The data below should be printed in full, exactly, and without any of its images.

** Begin Provided records **

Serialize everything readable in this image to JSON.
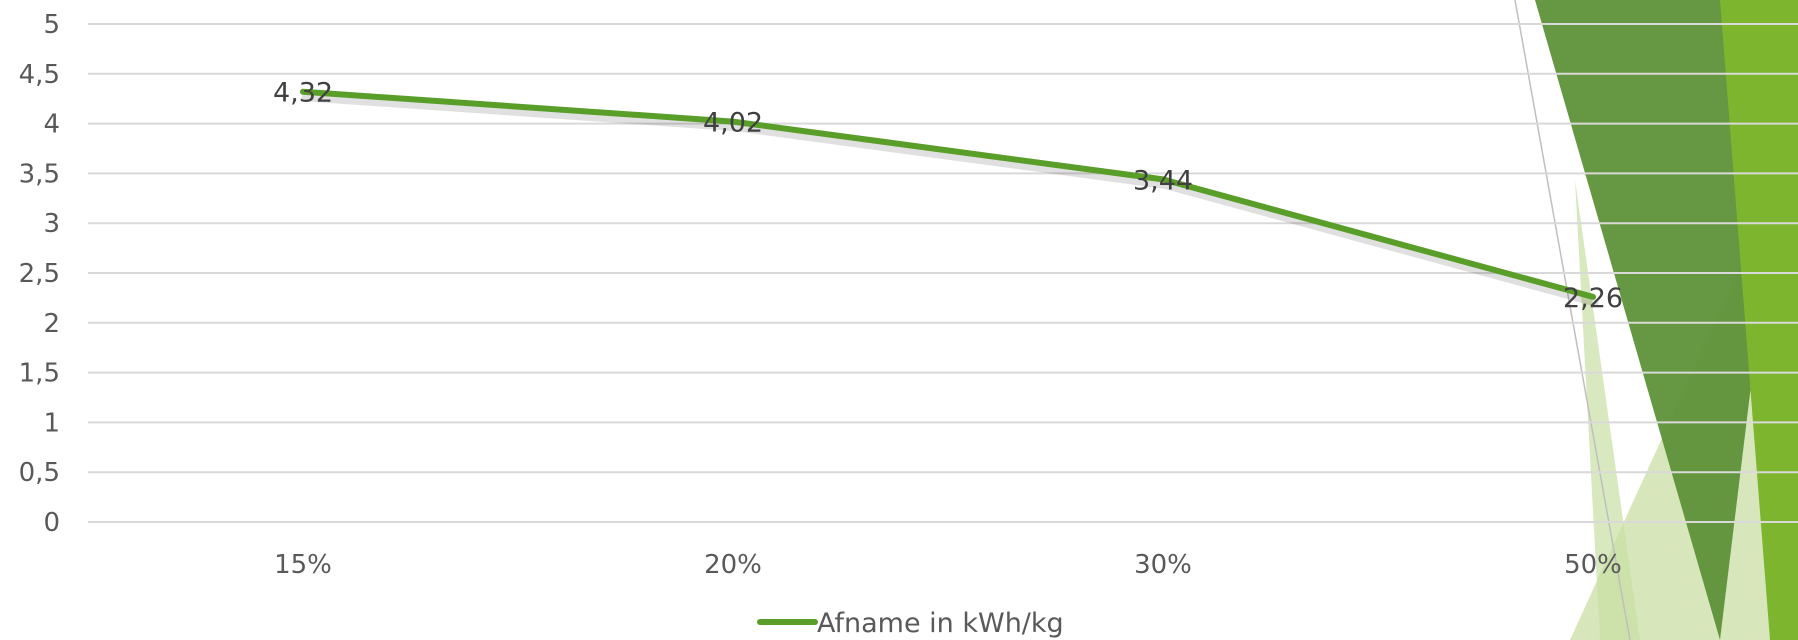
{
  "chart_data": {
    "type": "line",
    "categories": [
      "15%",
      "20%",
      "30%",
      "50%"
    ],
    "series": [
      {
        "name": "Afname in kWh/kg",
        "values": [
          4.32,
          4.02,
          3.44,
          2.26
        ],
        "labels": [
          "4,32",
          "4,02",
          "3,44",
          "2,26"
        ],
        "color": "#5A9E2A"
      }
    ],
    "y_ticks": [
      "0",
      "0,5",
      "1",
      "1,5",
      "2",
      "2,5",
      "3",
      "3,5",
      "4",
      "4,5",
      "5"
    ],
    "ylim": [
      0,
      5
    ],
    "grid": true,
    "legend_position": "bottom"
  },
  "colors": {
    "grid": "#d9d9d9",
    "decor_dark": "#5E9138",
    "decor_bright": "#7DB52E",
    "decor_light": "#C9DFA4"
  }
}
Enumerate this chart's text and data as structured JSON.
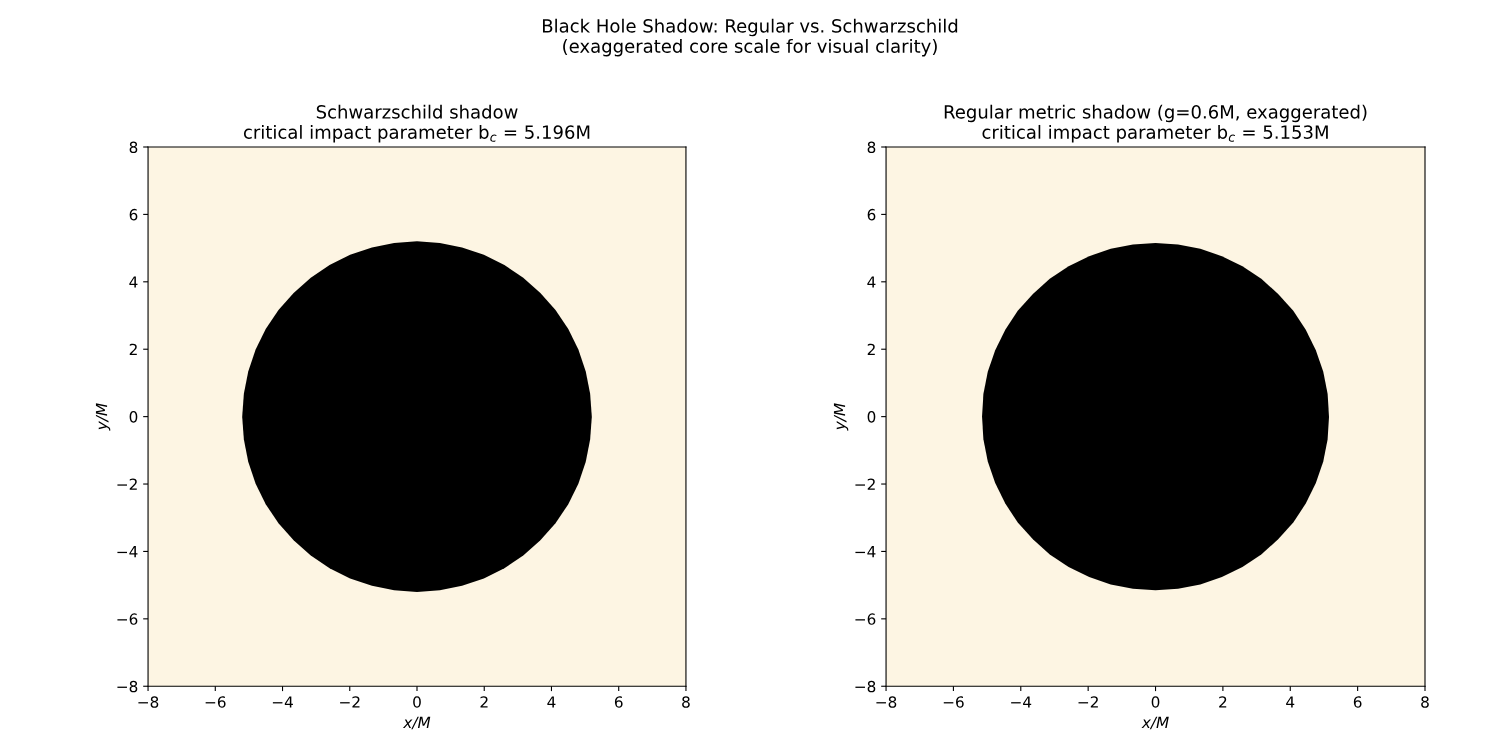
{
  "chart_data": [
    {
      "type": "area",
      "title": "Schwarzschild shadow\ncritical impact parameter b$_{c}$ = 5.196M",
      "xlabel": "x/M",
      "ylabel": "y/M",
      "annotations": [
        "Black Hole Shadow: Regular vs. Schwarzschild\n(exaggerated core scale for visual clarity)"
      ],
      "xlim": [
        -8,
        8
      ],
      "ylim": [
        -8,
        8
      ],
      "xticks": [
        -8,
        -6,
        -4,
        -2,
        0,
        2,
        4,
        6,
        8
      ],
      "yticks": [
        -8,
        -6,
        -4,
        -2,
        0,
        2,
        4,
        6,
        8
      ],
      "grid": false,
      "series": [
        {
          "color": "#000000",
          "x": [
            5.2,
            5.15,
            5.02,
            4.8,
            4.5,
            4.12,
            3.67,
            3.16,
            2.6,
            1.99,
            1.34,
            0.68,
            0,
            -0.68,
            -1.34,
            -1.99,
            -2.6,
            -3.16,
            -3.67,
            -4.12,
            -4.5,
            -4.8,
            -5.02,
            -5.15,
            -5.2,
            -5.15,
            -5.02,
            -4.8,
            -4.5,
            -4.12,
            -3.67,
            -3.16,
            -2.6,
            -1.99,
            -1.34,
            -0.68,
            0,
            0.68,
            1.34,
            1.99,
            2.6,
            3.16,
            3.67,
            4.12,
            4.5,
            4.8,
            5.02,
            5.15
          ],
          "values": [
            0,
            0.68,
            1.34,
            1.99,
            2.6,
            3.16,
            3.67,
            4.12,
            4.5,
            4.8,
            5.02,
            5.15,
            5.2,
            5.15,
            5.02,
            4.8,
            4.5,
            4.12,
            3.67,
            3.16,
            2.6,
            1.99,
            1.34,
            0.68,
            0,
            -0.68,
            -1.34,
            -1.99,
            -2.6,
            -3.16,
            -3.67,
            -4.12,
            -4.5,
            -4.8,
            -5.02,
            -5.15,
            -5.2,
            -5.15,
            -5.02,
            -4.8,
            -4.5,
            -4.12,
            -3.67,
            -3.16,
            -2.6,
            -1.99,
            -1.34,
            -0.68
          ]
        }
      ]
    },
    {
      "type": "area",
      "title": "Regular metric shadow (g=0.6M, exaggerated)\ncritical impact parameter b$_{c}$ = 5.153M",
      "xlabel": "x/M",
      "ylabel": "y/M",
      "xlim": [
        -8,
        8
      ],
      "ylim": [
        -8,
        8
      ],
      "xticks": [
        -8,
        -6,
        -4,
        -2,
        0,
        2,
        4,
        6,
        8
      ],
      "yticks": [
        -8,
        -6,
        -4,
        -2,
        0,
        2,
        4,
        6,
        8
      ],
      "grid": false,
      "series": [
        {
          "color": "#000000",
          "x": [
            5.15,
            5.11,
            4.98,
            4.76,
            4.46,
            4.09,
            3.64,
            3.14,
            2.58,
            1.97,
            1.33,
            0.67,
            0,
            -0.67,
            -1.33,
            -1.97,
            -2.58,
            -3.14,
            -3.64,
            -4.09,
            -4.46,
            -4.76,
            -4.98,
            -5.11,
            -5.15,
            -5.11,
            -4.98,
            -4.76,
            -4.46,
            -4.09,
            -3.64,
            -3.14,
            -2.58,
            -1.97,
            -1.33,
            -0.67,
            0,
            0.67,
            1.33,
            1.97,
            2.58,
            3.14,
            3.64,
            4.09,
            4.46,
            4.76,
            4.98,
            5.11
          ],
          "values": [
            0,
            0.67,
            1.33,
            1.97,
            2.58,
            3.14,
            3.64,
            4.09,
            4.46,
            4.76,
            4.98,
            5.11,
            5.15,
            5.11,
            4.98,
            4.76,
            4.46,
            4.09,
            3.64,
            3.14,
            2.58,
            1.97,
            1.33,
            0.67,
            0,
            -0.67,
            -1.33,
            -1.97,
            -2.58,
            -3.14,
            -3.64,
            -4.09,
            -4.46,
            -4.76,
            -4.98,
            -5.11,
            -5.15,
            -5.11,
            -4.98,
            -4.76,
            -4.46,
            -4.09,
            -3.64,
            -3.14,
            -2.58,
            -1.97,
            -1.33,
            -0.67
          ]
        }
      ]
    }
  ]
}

** End Provided records **

▶ _Reply_
Serialize everything readable in this image to JSON.
{
  "chart_data": {
    "type": "line",
    "categories": [
      "15%",
      "20%",
      "30%",
      "50%"
    ],
    "series": [
      {
        "name": "Afname in kWh/kg",
        "values": [
          4.32,
          4.02,
          3.44,
          2.26
        ],
        "labels": [
          "4,32",
          "4,02",
          "3,44",
          "2,26"
        ],
        "color": "#5A9E2A"
      }
    ],
    "y_ticks": [
      "0",
      "0,5",
      "1",
      "1,5",
      "2",
      "2,5",
      "3",
      "3,5",
      "4",
      "4,5",
      "5"
    ],
    "ylim": [
      0,
      5
    ],
    "grid": true,
    "legend_position": "bottom"
  },
  "colors": {
    "grid": "#d9d9d9",
    "decor_dark": "#5E9138",
    "decor_bright": "#7DB52E",
    "decor_light": "#C9DFA4"
  }
}
Enumerate this chart's text and data as structured JSON.
{
  "chart_data": [
    {
      "type": "area",
      "title": "Schwarzschild shadow\ncritical impact parameter b$_{c}$ = 5.196M",
      "xlabel": "x/M",
      "ylabel": "y/M",
      "annotations": [
        "Black Hole Shadow: Regular vs. Schwarzschild\n(exaggerated core scale for visual clarity)"
      ],
      "xlim": [
        -8,
        8
      ],
      "ylim": [
        -8,
        8
      ],
      "xticks": [
        -8,
        -6,
        -4,
        -2,
        0,
        2,
        4,
        6,
        8
      ],
      "yticks": [
        -8,
        -6,
        -4,
        -2,
        0,
        2,
        4,
        6,
        8
      ],
      "grid": false,
      "series": [
        {
          "color": "#000000",
          "x": [
            5.2,
            5.15,
            5.02,
            4.8,
            4.5,
            4.12,
            3.67,
            3.16,
            2.6,
            1.99,
            1.34,
            0.68,
            0,
            -0.68,
            -1.34,
            -1.99,
            -2.6,
            -3.16,
            -3.67,
            -4.12,
            -4.5,
            -4.8,
            -5.02,
            -5.15,
            -5.2,
            -5.15,
            -5.02,
            -4.8,
            -4.5,
            -4.12,
            -3.67,
            -3.16,
            -2.6,
            -1.99,
            -1.34,
            -0.68,
            0,
            0.68,
            1.34,
            1.99,
            2.6,
            3.16,
            3.67,
            4.12,
            4.5,
            4.8,
            5.02,
            5.15
          ],
          "values": [
            0,
            0.68,
            1.34,
            1.99,
            2.6,
            3.16,
            3.67,
            4.12,
            4.5,
            4.8,
            5.02,
            5.15,
            5.2,
            5.15,
            5.02,
            4.8,
            4.5,
            4.12,
            3.67,
            3.16,
            2.6,
            1.99,
            1.34,
            0.68,
            0,
            -0.68,
            -1.34,
            -1.99,
            -2.6,
            -3.16,
            -3.67,
            -4.12,
            -4.5,
            -4.8,
            -5.02,
            -5.15,
            -5.2,
            -5.15,
            -5.02,
            -4.8,
            -4.5,
            -4.12,
            -3.67,
            -3.16,
            -2.6,
            -1.99,
            -1.34,
            -0.68
          ]
        }
      ]
    },
    {
      "type": "area",
      "title": "Regular metric shadow (g=0.6M, exaggerated)\ncritical impact parameter b$_{c}$ = 5.153M",
      "xlabel": "x/M",
      "ylabel": "y/M",
      "xlim": [
        -8,
        8
      ],
      "ylim": [
        -8,
        8
      ],
      "xticks": [
        -8,
        -6,
        -4,
        -2,
        0,
        2,
        4,
        6,
        8
      ],
      "yticks": [
        -8,
        -6,
        -4,
        -2,
        0,
        2,
        4,
        6,
        8
      ],
      "grid": false,
      "series": [
        {
          "color": "#000000",
          "x": [
            5.15,
            5.11,
            4.98,
            4.76,
            4.46,
            4.09,
            3.64,
            3.14,
            2.58,
            1.97,
            1.33,
            0.67,
            0,
            -0.67,
            -1.33,
            -1.97,
            -2.58,
            -3.14,
            -3.64,
            -4.09,
            -4.46,
            -4.76,
            -4.98,
            -5.11,
            -5.15,
            -5.11,
            -4.98,
            -4.76,
            -4.46,
            -4.09,
            -3.64,
            -3.14,
            -2.58,
            -1.97,
            -1.33,
            -0.67,
            0,
            0.67,
            1.33,
            1.97,
            2.58,
            3.14,
            3.64,
            4.09,
            4.46,
            4.76,
            4.98,
            5.11
          ],
          "values": [
            0,
            0.67,
            1.33,
            1.97,
            2.58,
            3.14,
            3.64,
            4.09,
            4.46,
            4.76,
            4.98,
            5.11,
            5.15,
            5.11,
            4.98,
            4.76,
            4.46,
            4.09,
            3.64,
            3.14,
            2.58,
            1.97,
            1.33,
            0.67,
            0,
            -0.67,
            -1.33,
            -1.97,
            -2.58,
            -3.14,
            -3.64,
            -4.09,
            -4.46,
            -4.76,
            -4.98,
            -5.11,
            -5.15,
            -5.11,
            -4.98,
            -4.76,
            -4.46,
            -4.09,
            -3.64,
            -3.14,
            -2.58,
            -1.97,
            -1.33,
            -0.67
          ]
        }
      ]
    }
  ]
}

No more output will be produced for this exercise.